* SHORT PROBLEM
Write out the records again, exactly, leaving none out.

Figure data in JSON:
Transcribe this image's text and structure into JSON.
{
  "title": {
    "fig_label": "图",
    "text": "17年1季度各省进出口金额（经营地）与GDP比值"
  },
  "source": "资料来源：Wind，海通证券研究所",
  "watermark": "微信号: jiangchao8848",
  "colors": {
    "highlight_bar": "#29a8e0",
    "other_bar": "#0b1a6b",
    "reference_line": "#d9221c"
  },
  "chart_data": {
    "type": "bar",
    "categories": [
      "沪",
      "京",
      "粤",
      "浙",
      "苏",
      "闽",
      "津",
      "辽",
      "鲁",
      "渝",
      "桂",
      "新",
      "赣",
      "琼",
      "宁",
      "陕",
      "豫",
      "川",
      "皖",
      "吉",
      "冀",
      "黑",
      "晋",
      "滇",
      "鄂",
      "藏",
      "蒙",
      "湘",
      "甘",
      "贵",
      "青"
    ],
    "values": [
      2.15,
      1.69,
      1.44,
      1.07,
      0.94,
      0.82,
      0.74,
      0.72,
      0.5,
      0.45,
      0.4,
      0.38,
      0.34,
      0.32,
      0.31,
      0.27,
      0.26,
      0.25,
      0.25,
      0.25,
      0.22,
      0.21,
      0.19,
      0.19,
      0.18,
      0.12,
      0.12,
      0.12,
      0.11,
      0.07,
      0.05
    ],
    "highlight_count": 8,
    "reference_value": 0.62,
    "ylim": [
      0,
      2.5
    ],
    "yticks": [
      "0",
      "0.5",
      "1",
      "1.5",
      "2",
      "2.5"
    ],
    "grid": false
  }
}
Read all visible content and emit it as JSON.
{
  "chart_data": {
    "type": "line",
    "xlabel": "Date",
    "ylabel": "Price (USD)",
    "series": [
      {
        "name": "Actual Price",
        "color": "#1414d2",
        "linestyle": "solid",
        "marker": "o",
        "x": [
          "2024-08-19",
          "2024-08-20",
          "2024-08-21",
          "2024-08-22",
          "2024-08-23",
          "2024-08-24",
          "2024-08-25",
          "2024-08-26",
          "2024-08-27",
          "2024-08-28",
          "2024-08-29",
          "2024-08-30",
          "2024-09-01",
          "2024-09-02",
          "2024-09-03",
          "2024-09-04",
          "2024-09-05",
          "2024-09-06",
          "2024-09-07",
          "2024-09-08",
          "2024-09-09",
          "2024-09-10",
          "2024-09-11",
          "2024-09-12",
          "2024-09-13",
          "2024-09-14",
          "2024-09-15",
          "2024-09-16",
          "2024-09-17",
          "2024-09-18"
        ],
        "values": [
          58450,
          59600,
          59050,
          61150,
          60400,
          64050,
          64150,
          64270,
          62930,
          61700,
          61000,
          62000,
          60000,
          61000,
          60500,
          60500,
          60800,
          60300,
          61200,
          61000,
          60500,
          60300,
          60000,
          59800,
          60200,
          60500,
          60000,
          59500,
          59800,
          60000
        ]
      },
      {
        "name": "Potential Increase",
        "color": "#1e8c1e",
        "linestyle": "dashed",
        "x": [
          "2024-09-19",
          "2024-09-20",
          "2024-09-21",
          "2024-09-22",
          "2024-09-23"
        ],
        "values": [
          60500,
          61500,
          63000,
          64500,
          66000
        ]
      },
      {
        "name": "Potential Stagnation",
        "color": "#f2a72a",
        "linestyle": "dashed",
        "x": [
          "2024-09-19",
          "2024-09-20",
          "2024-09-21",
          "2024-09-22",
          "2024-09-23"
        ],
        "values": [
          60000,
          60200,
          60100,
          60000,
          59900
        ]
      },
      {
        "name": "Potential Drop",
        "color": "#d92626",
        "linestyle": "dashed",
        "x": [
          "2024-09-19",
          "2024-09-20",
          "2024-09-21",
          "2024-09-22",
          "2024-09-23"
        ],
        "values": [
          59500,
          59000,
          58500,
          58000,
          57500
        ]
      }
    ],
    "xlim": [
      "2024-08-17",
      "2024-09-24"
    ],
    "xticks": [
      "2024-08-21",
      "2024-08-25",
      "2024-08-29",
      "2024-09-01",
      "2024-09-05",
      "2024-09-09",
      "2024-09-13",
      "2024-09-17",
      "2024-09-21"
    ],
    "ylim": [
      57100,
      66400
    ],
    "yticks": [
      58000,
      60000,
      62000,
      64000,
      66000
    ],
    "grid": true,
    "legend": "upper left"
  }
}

* RESPONSE TO THE TASK
Transcribe this image's text and structure into JSON.
{
  "title": {
    "fig_label": "图",
    "text": "17年1季度各省进出口金额（经营地）与GDP比值"
  },
  "source": "资料来源：Wind，海通证券研究所",
  "watermark": "微信号: jiangchao8848",
  "colors": {
    "highlight_bar": "#29a8e0",
    "other_bar": "#0b1a6b",
    "reference_line": "#d9221c"
  },
  "chart_data": {
    "type": "bar",
    "categories": [
      "沪",
      "京",
      "粤",
      "浙",
      "苏",
      "闽",
      "津",
      "辽",
      "鲁",
      "渝",
      "桂",
      "新",
      "赣",
      "琼",
      "宁",
      "陕",
      "豫",
      "川",
      "皖",
      "吉",
      "冀",
      "黑",
      "晋",
      "滇",
      "鄂",
      "藏",
      "蒙",
      "湘",
      "甘",
      "贵",
      "青"
    ],
    "values": [
      2.15,
      1.69,
      1.44,
      1.07,
      0.94,
      0.82,
      0.74,
      0.72,
      0.5,
      0.45,
      0.4,
      0.38,
      0.34,
      0.32,
      0.31,
      0.27,
      0.26,
      0.25,
      0.25,
      0.25,
      0.22,
      0.21,
      0.19,
      0.19,
      0.18,
      0.12,
      0.12,
      0.12,
      0.11,
      0.07,
      0.05
    ],
    "highlight_count": 8,
    "reference_value": 0.62,
    "ylim": [
      0,
      2.5
    ],
    "yticks": [
      "0",
      "0.5",
      "1",
      "1.5",
      "2",
      "2.5"
    ],
    "grid": false
  }
}
Read all visible content and emit it as JSON.
{
  "chart_data": {
    "type": "line",
    "xlabel": "Date",
    "ylabel": "Price (USD)",
    "series": [
      {
        "name": "Actual Price",
        "color": "#1414d2",
        "linestyle": "solid",
        "marker": "o",
        "x": [
          "2024-08-19",
          "2024-08-20",
          "2024-08-21",
          "2024-08-22",
          "2024-08-23",
          "2024-08-24",
          "2024-08-25",
          "2024-08-26",
          "2024-08-27",
          "2024-08-28",
          "2024-08-29",
          "2024-08-30",
          "2024-09-01",
          "2024-09-02",
          "2024-09-03",
          "2024-09-04",
          "2024-09-05",
          "2024-09-06",
          "2024-09-07",
          "2024-09-08",
          "2024-09-09",
          "2024-09-10",
          "2024-09-11",
          "2024-09-12",
          "2024-09-13",
          "2024-09-14",
          "2024-09-15",
          "2024-09-16",
          "2024-09-17",
          "2024-09-18"
        ],
        "values": [
          58450,
          59600,
          59050,
          61150,
          60400,
          64050,
          64150,
          64270,
          62930,
          61700,
          61000,
          62000,
          60000,
          61000,
          60500,
          60500,
          60800,
          60300,
          61200,
          61000,
          60500,
          60300,
          60000,
          59800,
          60200,
          60500,
          60000,
          59500,
          59800,
          60000
        ]
      },
      {
        "name": "Potential Increase",
        "color": "#1e8c1e",
        "linestyle": "dashed",
        "x": [
          "2024-09-19",
          "2024-09-20",
          "2024-09-21",
          "2024-09-22",
          "2024-09-23"
        ],
        "values": [
          60500,
          61500,
          63000,
          64500,
          66000
        ]
      },
      {
        "name": "Potential Stagnation",
        "color": "#f2a72a",
        "linestyle": "dashed",
        "x": [
          "2024-09-19",
          "2024-09-20",
          "2024-09-21",
          "2024-09-22",
          "2024-09-23"
        ],
        "values": [
          60000,
          60200,
          60100,
          60000,
          59900
        ]
      },
      {
        "name": "Potential Drop",
        "color": "#d92626",
        "linestyle": "dashed",
        "x": [
          "2024-09-19",
          "2024-09-20",
          "2024-09-21",
          "2024-09-22",
          "2024-09-23"
        ],
        "values": [
          59500,
          59000,
          58500,
          58000,
          57500
        ]
      }
    ],
    "xlim": [
      "2024-08-17",
      "2024-09-24"
    ],
    "xticks": [
      "2024-08-21",
      "2024-08-25",
      "2024-08-29",
      "2024-09-01",
      "2024-09-05",
      "2024-09-09",
      "2024-09-13",
      "2024-09-17",
      "2024-09-21"
    ],
    "ylim": [
      57100,
      66400
    ],
    "yticks": [
      58000,
      60000,
      62000,
      64000,
      66000
    ],
    "grid": true,
    "legend": "upper left"
  }
}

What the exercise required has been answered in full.